Given task: Copy each line in which the string "мүмкін" occurs.

─── Records to use

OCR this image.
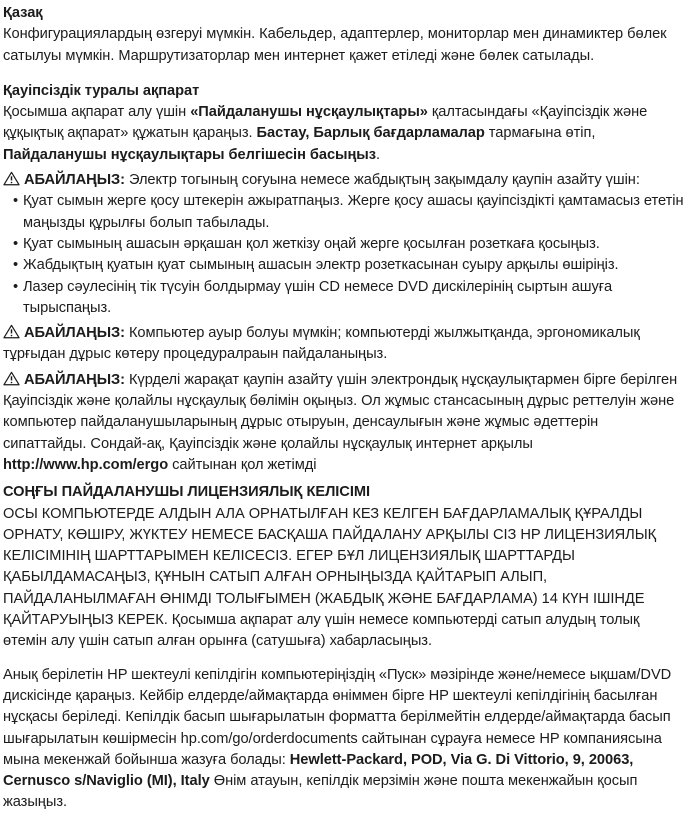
Қазақ

Конфигурациялардың өзгеруі мүмкін. Кабельдер, адаптерлер, мониторлар мен динамиктер бөлек сатылуы мүмкін. Маршрутизаторлар мен интернет қажет етіледі және бөлек сатылады.

Қауіпсіздік туралы ақпарат

Қосымша ақпарат алу үшін «Пайдаланушы нұсқаулықтары» қалтасындағы «Қауіпсіздік және құқықтық ақпарат» құжатын қараңыз. Бастау, Барлық бағдарламалар тармағына өтіп, Пайдаланушы нұсқаулықтары белгішесін басыңыз.

АБАЙЛАҢЫЗ: Электр тогының соғуына немесе жабдықтың зақымдалу қаупін азайту үшін:

• Қуат сымын жерге қосу штекерін ажыратпаңыз. Жерге қосу ашасы қауіпсіздікті қамтамасыз ететін маңызды құрылғы болып табылады.
• Қуат сымының ашасын әрқашан қол жеткізу оңай жерге қосылған розеткаға қосыңыз.
• Жабдықтың қуатын қуат сымының ашасын электр розеткасынан суыру арқылы өшіріңіз.
• Лазер сәулесінің тік түсуін болдырмау үшін CD немесе DVD дискілерінің сыртын ашуға тырыспаңыз.

АБАЙЛАҢЫЗ: Компьютер ауыр болуы мүмкін; компьютерді жылжытқанда, эргономикалық тұрғыдан дұрыс көтеру процедуралраын пайдаланыңыз.

АБАЙЛАҢЫЗ: Күрделі жарақат қаупін азайту үшін электрондық нұсқаулықтармен бірге берілген Қауіпсіздік және қолайлы нұсқаулық бөлімін оқыңыз. Ол жұмыс стансасының дұрыс реттелуін және компьютер пайдаланушыларының дұрыс отыруын, денсаулығын және жұмыс әдеттерін сипаттайды. Сондай-ақ, Қауіпсіздік және қолайлы нұсқаулық интернет арқылы http://www.hp.com/ergo сайтынан қол жетімді

СОҢҒЫ ПАЙДАЛАНУШЫ ЛИЦЕНЗИЯЛЫҚ КЕЛІСІМІ

ОСЫ КОМПЬЮТЕРДЕ АЛДЫН АЛА ОРНАТЫЛҒАН КЕЗ КЕЛГЕН БАҒДАРЛАМАЛЫҚ ҚҰРАЛДЫ ОРНАТУ, КӨШІРУ, ЖҮКТЕУ НЕМЕСЕ БАСҚАША ПАЙДАЛАНУ АРҚЫЛЫ СІЗ HP ЛИЦЕНЗИЯЛЫҚ КЕЛІСІМІНІҢ ШАРТТАРЫМЕН КЕЛІСЕСІЗ. ЕГЕР БҰЛ ЛИЦЕНЗИЯЛЫҚ ШАРТТАРДЫ ҚАБЫЛДАМАСАҢЫЗ, ҚҰНЫН САТЫП АЛҒАН ОРНЫҢЫЗДА ҚАЙТАРЫП АЛЫП, ПАЙДАЛАНЫЛМАҒАН ӨНІМДІ ТОЛЫҒЫМЕН (ЖАБДЫҚ ЖӘНЕ БАҒДАРЛАМА) 14 КҮН ІШІНДЕ ҚАЙТАРУЫҢЫЗ КЕРЕК. Қосымша ақпарат алу үшін немесе компьютерді сатып алудың толық өтемін алу үшін сатып алған орынға (сатушыға) хабарласыңыз.

Анық берілетін HP шектеулі кепілдігін компьютеріңіздің «Пуск» мәзірінде және/немесе ықшам/DVD дискісінде қараңыз. Кейбір елдерде/аймақтарда өніммен бірге HP шектеулі кепілдігінің басылған нұсқасы беріледі. Кепілдік басып шығарылатын форматта берілмейтін елдерде/аймақтарда басып шығарылатын көшірмесін hp.com/go/orderdocuments сайтынан сұрауға немесе HP компаниясына мына мекенжай бойынша жазуға болады: Hewlett-Packard, POD, Via G. Di Vittorio, 9, 20063, Cernusco s/Naviglio (MI), Italy Өнім атауын, кепілдік мерзімін және пошта мекенжайын қосып жазыңыз.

──────

Written reply:
Конфигурациялардың өзгеруі мүмкін. Кабельдер, адаптерлер, мониторлар мен динамиктер бөлек сатылуы мүмкін. Маршрутизаторлар мен интернет қажет етіледі және бөлек сатылады.
АБАЙЛАҢЫЗ: Компьютер ауыр болуы мүмкін; компьютерді жылжытқанда, эргономикалық тұрғыдан дұрыс көтеру процедуралраын пайдаланыңыз.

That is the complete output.